== Objective ==
Go through the material below, count the lines with the word "только", and reply with the count alone.

Figure collection entries:

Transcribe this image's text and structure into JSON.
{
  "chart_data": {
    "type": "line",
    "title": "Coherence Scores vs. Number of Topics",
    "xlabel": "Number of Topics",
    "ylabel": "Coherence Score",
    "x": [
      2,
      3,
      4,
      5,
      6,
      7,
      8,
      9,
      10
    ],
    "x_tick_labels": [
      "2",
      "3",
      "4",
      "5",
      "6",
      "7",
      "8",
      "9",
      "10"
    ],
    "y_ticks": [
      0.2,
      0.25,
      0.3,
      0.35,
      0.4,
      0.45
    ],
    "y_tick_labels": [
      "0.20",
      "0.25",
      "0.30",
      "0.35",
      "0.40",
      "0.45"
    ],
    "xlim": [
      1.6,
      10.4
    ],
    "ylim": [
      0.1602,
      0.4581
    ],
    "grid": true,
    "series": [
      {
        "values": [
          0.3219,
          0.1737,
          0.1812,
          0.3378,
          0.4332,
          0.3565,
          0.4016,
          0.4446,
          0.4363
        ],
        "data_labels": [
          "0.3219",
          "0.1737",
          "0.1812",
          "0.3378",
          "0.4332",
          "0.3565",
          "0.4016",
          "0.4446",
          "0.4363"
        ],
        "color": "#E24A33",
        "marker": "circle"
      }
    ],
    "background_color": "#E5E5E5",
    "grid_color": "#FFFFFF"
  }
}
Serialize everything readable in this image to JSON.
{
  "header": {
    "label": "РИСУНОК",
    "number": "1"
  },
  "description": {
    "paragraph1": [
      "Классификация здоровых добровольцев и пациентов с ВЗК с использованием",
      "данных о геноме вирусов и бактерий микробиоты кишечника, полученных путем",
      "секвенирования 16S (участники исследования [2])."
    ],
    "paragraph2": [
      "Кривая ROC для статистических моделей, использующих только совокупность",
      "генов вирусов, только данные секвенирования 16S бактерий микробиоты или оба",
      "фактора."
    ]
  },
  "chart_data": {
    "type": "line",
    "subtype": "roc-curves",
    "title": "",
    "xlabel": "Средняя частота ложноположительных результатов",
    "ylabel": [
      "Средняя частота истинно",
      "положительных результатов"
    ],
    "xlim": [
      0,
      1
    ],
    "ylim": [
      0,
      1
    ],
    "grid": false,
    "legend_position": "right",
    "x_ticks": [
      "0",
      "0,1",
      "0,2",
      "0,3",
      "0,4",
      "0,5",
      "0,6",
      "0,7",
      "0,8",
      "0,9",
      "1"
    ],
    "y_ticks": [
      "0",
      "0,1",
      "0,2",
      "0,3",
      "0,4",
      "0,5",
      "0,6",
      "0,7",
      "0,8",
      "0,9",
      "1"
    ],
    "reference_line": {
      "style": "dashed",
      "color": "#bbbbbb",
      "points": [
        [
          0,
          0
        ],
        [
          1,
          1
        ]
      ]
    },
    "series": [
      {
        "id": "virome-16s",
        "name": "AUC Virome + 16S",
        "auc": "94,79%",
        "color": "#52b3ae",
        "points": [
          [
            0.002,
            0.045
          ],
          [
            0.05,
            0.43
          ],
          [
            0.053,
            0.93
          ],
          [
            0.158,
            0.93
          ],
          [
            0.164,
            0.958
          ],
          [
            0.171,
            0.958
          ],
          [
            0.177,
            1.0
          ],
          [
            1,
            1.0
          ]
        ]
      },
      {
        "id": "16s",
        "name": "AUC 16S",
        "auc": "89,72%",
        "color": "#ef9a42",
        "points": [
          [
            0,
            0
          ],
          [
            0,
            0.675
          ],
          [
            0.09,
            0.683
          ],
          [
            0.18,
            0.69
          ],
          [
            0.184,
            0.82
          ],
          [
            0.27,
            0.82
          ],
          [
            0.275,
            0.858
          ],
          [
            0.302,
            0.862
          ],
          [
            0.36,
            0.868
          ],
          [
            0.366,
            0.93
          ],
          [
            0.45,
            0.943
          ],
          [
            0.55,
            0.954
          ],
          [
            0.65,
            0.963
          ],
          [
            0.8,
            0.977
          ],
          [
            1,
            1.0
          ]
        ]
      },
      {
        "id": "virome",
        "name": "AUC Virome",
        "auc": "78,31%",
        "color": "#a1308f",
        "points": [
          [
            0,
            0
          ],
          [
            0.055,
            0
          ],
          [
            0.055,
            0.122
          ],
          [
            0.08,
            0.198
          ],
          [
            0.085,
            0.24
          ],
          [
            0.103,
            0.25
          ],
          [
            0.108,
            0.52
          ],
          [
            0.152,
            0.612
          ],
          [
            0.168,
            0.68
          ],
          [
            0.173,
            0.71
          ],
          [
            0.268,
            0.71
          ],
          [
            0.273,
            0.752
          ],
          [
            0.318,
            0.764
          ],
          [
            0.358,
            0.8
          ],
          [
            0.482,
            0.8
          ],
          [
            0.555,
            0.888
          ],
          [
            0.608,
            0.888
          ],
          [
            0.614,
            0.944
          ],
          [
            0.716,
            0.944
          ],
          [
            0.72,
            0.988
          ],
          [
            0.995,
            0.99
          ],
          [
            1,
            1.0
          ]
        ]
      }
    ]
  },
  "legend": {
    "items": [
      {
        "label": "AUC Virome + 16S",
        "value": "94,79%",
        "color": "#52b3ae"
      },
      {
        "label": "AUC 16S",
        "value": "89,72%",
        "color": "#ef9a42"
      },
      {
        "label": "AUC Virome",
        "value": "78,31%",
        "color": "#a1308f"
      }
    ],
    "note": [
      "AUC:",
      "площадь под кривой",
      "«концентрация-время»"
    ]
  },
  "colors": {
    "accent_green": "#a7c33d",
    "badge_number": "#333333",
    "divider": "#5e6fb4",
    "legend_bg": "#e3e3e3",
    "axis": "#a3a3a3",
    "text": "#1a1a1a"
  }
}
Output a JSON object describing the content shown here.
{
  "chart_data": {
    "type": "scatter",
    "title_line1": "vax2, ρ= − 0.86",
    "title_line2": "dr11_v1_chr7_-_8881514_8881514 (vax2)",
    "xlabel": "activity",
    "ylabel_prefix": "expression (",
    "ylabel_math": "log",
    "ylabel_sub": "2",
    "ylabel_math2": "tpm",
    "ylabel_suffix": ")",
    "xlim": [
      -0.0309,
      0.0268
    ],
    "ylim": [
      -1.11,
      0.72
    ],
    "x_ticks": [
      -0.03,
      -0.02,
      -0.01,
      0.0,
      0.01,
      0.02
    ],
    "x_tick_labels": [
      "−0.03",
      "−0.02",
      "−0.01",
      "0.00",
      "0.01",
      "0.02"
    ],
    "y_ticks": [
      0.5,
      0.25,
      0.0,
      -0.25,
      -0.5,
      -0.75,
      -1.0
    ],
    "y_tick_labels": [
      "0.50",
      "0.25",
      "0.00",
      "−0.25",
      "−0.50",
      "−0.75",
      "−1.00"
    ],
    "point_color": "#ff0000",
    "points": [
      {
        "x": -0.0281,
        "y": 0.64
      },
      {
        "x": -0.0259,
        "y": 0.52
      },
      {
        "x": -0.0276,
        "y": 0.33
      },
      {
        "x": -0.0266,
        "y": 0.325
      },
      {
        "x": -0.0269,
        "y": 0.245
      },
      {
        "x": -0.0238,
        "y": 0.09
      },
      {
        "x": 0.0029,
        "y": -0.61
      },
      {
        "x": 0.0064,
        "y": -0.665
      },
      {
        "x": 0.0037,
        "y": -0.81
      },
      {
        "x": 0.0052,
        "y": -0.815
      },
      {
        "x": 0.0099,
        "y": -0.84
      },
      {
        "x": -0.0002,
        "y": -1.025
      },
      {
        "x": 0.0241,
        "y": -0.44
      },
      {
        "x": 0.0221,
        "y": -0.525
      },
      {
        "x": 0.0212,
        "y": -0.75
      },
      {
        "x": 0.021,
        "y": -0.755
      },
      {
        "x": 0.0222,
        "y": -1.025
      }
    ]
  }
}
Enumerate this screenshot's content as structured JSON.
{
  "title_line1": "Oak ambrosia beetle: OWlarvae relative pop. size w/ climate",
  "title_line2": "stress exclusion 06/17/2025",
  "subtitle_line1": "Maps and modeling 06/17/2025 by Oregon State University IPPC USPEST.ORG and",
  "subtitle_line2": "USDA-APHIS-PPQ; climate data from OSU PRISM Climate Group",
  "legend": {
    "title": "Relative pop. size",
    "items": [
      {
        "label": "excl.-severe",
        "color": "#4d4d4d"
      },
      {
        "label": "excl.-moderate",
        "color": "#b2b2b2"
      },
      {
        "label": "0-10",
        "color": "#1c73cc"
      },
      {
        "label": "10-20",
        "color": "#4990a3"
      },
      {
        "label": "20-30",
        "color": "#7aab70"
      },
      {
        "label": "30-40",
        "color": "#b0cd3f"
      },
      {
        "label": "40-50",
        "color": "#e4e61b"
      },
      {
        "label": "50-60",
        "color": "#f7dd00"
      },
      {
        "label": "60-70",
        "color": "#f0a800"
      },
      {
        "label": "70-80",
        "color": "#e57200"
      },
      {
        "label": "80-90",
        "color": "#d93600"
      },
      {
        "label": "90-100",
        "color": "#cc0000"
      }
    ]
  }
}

== Task answer ==
2